The task
Go through the listing beneath this task and return every line that carries the string "Exercise".

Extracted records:
<<<<

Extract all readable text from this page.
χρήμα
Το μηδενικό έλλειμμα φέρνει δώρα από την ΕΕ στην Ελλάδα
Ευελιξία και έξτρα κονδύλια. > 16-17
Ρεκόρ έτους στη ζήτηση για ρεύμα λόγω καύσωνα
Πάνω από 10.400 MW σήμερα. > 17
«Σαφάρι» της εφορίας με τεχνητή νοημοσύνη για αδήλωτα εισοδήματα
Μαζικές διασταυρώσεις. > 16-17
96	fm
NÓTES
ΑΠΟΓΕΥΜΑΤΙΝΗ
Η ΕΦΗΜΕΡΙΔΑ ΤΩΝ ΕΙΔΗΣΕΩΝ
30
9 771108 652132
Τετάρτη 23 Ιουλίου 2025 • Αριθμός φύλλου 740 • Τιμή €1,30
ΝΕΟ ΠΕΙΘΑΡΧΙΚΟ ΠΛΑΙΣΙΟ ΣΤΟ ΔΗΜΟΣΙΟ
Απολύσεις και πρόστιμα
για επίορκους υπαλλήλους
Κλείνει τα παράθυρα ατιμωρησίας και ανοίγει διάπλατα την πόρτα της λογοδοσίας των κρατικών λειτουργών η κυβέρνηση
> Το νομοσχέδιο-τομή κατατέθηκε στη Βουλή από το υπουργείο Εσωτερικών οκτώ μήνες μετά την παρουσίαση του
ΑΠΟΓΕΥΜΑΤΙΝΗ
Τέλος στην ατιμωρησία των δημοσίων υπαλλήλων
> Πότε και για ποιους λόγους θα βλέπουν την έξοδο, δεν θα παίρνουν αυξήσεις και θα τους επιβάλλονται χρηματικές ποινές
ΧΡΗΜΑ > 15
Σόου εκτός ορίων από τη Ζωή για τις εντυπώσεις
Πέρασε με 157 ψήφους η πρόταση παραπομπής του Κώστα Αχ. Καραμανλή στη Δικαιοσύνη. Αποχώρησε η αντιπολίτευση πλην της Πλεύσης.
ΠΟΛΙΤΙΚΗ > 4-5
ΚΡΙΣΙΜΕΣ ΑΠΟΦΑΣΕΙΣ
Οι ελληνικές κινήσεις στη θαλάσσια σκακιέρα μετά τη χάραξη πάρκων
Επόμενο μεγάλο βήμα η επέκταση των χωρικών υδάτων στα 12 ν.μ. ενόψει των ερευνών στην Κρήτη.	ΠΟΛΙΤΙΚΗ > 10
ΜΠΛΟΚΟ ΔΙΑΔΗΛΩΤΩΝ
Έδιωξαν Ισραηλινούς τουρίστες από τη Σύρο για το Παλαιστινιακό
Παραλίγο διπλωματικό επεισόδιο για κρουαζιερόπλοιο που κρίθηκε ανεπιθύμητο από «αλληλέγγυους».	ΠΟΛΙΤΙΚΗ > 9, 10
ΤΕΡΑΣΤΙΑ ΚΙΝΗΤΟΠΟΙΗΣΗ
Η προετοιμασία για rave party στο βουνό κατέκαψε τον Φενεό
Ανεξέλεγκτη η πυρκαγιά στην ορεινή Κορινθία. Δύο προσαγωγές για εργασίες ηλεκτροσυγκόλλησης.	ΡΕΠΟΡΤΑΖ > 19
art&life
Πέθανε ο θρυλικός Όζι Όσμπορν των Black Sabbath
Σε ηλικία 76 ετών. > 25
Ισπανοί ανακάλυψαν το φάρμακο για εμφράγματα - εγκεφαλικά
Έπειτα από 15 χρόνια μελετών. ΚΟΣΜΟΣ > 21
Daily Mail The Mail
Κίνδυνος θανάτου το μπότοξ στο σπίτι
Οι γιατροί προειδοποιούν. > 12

>>>>
<<<<

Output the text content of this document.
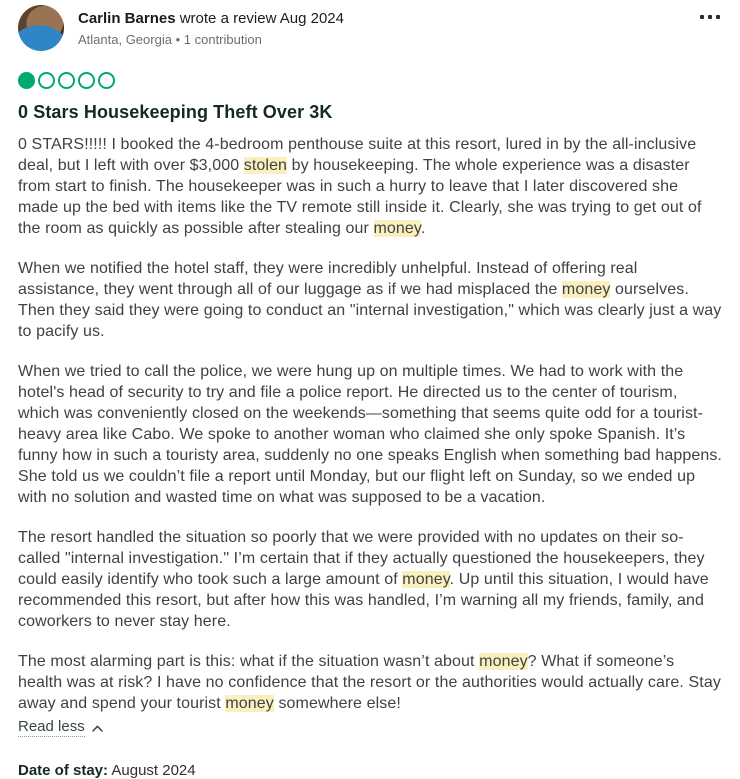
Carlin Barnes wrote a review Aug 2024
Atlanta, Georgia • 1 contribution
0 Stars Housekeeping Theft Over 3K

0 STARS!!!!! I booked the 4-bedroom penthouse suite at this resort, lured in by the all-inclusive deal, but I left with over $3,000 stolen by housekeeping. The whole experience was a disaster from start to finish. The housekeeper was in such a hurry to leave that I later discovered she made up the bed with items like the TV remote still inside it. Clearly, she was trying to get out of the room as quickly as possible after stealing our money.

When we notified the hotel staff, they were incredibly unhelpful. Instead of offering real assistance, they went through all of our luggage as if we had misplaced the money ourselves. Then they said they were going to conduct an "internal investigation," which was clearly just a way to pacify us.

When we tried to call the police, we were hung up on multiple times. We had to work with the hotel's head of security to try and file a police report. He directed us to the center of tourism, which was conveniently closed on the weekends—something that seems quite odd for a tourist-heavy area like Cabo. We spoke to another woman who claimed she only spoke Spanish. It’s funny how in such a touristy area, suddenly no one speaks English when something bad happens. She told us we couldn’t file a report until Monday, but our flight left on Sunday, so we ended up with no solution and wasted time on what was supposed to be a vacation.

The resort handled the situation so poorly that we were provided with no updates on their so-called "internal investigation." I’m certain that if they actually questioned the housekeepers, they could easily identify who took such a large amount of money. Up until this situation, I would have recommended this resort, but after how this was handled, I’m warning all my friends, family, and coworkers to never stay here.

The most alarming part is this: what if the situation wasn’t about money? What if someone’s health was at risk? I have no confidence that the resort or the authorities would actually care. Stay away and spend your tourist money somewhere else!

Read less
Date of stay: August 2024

>>>>
<<<<

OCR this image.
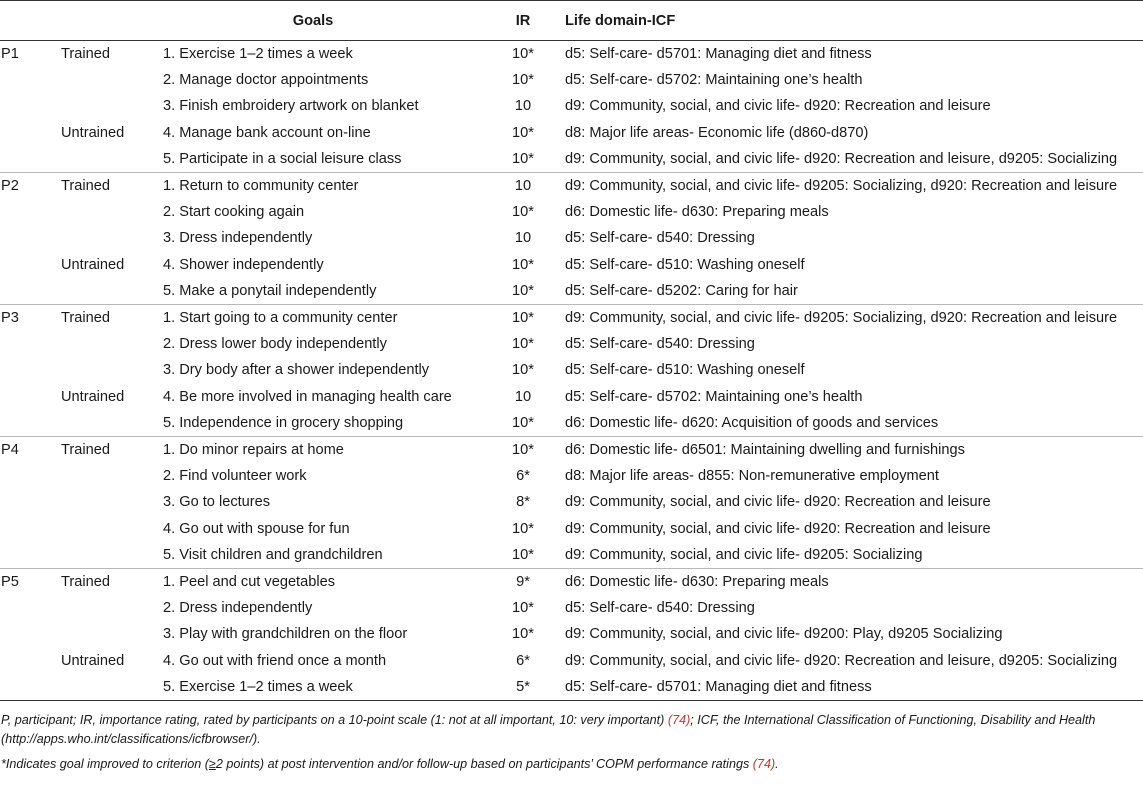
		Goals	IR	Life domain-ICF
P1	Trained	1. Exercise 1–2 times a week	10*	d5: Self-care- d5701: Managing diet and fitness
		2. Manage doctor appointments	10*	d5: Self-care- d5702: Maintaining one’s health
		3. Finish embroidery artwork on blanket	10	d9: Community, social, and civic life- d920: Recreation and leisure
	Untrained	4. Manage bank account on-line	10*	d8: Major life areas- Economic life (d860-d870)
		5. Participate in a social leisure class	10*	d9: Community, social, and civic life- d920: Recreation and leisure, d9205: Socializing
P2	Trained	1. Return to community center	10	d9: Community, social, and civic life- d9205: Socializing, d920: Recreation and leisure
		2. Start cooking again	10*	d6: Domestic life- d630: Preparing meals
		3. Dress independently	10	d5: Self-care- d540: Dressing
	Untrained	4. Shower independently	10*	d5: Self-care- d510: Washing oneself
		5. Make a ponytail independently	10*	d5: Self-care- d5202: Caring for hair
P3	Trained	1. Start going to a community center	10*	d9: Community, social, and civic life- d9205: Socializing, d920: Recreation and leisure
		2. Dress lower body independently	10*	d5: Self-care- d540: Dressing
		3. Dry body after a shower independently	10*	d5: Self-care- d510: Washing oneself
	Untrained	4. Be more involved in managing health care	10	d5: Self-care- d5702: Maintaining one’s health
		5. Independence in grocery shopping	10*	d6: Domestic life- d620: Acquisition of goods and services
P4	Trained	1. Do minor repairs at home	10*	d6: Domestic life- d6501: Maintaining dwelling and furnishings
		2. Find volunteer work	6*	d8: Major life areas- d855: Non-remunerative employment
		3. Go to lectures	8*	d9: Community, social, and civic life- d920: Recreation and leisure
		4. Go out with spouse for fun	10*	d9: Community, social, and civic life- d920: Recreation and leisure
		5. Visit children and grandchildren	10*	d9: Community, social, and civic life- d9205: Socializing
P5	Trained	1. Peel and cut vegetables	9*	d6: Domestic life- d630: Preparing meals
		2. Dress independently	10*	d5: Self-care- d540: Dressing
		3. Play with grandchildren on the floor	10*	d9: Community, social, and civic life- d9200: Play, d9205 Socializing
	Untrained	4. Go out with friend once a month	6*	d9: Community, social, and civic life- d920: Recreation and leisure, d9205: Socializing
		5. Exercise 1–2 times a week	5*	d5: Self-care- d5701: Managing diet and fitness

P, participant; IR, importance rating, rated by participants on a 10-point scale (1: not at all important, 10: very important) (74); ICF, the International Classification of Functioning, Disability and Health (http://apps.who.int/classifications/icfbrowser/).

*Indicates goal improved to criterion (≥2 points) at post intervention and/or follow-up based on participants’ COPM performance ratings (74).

>>>>

Finished answer
P1	Trained	1. Exercise 1–2 times a week	10*	d5: Self-care- d5701: Managing diet and fitness
		5. Exercise 1–2 times a week	5*	d5: Self-care- d5701: Managing diet and fitness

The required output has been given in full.